┌──
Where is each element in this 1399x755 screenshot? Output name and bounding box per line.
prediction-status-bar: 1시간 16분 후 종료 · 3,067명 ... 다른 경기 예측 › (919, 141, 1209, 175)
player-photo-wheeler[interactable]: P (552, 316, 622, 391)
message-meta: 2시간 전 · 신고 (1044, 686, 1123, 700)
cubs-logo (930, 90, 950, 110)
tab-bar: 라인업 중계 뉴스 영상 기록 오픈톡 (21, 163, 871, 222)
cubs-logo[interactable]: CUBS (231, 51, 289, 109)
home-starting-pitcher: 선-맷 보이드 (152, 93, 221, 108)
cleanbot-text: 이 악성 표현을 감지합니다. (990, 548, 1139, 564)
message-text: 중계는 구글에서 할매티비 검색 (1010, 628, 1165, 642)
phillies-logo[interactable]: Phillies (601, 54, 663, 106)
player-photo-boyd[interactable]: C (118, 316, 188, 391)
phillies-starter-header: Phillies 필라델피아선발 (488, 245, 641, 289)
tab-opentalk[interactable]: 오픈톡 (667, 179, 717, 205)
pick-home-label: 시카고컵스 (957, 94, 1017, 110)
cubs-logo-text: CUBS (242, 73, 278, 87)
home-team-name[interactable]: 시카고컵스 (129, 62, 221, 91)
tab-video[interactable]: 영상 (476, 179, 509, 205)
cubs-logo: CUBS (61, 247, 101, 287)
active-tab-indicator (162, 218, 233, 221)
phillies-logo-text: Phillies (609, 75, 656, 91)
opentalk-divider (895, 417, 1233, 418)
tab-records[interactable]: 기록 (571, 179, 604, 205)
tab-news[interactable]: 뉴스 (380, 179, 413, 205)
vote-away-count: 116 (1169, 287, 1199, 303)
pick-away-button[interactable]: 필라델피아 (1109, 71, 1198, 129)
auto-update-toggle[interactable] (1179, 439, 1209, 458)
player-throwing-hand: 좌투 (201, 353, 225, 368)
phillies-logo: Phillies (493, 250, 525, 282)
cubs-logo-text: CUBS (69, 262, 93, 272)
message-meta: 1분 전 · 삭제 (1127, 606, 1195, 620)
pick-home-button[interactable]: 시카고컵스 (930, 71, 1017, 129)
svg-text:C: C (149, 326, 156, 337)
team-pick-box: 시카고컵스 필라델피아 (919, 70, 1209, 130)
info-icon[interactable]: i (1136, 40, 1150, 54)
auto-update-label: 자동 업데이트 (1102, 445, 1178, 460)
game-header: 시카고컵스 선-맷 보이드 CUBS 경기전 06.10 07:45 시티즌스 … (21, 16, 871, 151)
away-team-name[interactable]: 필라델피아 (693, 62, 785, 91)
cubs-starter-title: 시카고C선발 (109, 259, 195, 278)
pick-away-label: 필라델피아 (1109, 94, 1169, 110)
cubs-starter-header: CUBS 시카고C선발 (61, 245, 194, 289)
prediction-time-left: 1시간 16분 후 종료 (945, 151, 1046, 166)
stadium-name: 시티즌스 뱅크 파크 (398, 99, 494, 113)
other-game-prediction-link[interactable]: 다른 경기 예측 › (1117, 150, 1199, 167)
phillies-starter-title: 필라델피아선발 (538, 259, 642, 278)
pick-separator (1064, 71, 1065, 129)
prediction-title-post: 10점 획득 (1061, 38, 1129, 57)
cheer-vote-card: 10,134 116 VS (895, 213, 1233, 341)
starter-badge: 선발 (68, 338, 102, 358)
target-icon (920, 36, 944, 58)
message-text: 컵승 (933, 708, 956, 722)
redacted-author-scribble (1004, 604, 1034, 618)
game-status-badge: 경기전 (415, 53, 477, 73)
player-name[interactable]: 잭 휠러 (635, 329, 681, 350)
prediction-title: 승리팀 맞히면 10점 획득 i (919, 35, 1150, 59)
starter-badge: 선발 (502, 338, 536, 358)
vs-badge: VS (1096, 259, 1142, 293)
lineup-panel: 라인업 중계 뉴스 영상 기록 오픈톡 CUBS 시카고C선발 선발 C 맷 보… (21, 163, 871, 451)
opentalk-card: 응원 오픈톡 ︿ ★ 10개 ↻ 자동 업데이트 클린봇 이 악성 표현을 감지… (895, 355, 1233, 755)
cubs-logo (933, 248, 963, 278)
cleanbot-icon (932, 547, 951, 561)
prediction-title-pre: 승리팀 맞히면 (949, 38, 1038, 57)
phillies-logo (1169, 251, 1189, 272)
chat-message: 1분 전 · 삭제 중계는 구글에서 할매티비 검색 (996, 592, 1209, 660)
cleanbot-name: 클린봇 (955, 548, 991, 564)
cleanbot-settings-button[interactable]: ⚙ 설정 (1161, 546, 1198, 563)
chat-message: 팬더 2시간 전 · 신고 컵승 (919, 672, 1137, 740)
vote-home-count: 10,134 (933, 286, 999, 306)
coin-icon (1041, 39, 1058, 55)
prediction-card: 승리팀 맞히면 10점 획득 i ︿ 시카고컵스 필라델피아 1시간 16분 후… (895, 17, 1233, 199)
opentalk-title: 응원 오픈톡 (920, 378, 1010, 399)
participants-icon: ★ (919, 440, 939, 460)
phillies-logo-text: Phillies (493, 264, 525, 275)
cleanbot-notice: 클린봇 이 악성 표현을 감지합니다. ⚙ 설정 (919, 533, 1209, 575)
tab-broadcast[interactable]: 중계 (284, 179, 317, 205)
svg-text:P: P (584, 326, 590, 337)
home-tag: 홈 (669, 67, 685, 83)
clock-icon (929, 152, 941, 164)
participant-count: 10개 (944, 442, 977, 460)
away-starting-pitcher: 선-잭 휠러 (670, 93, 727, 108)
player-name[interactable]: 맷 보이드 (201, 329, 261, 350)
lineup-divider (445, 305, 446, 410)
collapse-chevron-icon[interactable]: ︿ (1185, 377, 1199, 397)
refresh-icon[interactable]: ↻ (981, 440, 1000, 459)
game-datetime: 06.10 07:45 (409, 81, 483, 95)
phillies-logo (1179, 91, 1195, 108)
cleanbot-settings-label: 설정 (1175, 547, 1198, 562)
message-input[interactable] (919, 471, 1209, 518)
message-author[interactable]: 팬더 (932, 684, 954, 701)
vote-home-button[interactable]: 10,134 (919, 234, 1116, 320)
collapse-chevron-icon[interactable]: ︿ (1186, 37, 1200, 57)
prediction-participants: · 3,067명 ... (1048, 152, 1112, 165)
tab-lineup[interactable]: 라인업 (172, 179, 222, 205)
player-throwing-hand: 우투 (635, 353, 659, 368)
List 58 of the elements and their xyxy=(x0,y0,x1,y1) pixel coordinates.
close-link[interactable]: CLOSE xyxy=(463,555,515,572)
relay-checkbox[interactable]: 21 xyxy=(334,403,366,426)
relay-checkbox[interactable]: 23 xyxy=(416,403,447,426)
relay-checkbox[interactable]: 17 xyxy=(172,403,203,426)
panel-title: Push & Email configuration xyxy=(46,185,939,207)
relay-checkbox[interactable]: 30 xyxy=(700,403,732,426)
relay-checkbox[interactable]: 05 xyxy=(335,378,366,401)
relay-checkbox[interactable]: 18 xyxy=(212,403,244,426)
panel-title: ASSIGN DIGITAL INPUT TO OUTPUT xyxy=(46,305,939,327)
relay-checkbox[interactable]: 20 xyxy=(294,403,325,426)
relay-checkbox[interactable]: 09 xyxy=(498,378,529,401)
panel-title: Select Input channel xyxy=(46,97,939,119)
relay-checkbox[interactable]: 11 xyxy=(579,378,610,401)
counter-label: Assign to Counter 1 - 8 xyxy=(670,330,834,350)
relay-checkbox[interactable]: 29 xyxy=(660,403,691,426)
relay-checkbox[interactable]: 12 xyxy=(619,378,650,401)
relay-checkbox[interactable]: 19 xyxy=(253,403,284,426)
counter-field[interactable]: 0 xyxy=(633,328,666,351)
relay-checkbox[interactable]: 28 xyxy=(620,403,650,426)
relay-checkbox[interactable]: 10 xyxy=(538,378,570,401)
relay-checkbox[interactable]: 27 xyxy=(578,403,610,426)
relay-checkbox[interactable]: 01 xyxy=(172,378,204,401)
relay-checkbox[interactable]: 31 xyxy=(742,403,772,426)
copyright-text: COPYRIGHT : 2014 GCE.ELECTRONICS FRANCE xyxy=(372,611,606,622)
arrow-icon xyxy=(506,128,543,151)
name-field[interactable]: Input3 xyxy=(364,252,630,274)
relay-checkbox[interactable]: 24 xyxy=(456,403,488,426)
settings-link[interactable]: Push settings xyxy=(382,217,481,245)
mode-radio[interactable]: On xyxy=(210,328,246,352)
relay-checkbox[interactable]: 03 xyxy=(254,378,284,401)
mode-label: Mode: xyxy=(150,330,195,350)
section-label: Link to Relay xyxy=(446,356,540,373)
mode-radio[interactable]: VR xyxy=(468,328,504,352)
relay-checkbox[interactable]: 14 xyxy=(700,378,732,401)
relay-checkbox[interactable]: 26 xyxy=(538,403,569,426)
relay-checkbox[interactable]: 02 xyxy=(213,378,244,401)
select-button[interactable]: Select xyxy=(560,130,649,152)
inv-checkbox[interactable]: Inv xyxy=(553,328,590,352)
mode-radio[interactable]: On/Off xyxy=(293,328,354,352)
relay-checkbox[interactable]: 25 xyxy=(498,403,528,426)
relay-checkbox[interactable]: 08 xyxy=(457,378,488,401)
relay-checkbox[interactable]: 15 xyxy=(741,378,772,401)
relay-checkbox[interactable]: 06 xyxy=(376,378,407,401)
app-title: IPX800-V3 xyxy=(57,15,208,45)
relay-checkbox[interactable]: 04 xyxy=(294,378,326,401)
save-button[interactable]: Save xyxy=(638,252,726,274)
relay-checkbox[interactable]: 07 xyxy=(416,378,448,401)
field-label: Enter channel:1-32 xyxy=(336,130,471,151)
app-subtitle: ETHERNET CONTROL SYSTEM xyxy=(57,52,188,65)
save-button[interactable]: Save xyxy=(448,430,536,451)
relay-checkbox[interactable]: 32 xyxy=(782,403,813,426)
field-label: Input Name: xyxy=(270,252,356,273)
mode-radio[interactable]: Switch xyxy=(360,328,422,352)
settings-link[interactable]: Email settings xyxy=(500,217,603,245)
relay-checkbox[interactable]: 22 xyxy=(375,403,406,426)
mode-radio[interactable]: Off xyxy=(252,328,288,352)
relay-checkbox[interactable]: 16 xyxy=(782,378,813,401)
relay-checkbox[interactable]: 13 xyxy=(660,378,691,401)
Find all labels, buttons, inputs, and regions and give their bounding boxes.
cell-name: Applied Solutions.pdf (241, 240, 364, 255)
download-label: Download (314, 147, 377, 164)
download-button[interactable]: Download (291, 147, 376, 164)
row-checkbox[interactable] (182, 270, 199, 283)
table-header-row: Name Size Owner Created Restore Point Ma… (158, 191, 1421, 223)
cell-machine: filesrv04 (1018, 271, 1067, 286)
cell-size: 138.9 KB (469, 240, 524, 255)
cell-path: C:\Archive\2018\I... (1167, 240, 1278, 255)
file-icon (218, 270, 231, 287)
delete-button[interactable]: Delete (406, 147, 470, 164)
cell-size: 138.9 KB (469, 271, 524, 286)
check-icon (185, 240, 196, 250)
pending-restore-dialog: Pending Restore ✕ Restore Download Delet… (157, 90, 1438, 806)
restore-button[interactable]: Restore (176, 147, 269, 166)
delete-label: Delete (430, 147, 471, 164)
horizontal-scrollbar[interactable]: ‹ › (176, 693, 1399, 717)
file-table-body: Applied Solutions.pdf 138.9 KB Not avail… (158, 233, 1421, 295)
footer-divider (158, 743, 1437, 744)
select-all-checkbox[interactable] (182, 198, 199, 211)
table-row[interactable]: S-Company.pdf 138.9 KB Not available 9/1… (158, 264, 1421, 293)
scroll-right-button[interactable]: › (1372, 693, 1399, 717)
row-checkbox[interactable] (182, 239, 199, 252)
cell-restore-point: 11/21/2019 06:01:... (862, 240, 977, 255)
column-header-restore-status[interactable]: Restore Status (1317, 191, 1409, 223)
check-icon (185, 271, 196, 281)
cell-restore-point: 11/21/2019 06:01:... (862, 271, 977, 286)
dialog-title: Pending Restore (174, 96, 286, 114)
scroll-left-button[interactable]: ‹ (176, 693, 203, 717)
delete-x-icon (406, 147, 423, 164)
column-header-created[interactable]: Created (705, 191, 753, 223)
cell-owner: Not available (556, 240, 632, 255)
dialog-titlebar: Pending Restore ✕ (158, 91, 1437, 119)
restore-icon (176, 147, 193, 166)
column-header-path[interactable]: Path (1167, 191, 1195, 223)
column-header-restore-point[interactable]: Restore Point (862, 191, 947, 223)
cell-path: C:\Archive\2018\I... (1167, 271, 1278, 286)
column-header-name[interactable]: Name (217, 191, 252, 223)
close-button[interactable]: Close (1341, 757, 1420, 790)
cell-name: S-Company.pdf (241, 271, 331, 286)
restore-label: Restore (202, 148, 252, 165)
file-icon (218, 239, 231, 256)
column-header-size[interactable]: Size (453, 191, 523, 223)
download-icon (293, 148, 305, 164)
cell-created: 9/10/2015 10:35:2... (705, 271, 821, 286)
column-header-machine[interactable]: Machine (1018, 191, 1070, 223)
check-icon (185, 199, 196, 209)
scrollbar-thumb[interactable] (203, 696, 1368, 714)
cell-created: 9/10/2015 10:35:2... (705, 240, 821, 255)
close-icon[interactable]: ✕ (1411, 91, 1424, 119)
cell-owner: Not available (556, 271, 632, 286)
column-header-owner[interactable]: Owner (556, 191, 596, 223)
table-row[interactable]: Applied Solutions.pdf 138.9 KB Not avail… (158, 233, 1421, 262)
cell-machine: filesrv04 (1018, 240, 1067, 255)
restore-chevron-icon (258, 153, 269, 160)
└──
EXERCISE PROMPT — Render the lines, starting at the first line and ending at the line that contains "message-text: 중계는 구글에서", inclusive, as a JSON list of strings, one string per line and with blank lines omitted.

TASK ANSWER —
[
  "Where is each element in this 1399x755 screenshot? Output name and bounding box per line.",
  "prediction-status-bar: 1시간 16분 후 종료 · 3,067명 ... 다른 경기 예측 › (919, 141, 1209, 175)",
  "player-photo-wheeler[interactable]: P (552, 316, 622, 391)",
  "message-meta: 2시간 전 · 신고 (1044, 686, 1123, 700)",
  "cubs-logo (930, 90, 950, 110)",
  "tab-bar: 라인업 중계 뉴스 영상 기록 오픈톡 (21, 163, 871, 222)",
  "cubs-logo[interactable]: CUBS (231, 51, 289, 109)",
  "home-starting-pitcher: 선-맷 보이드 (152, 93, 221, 108)",
  "cleanbot-text: 이 악성 표현을 감지합니다. (990, 548, 1139, 564)",
  "message-text: 중계는 구글에서 할매티비 검색 (1010, 628, 1165, 642)"
]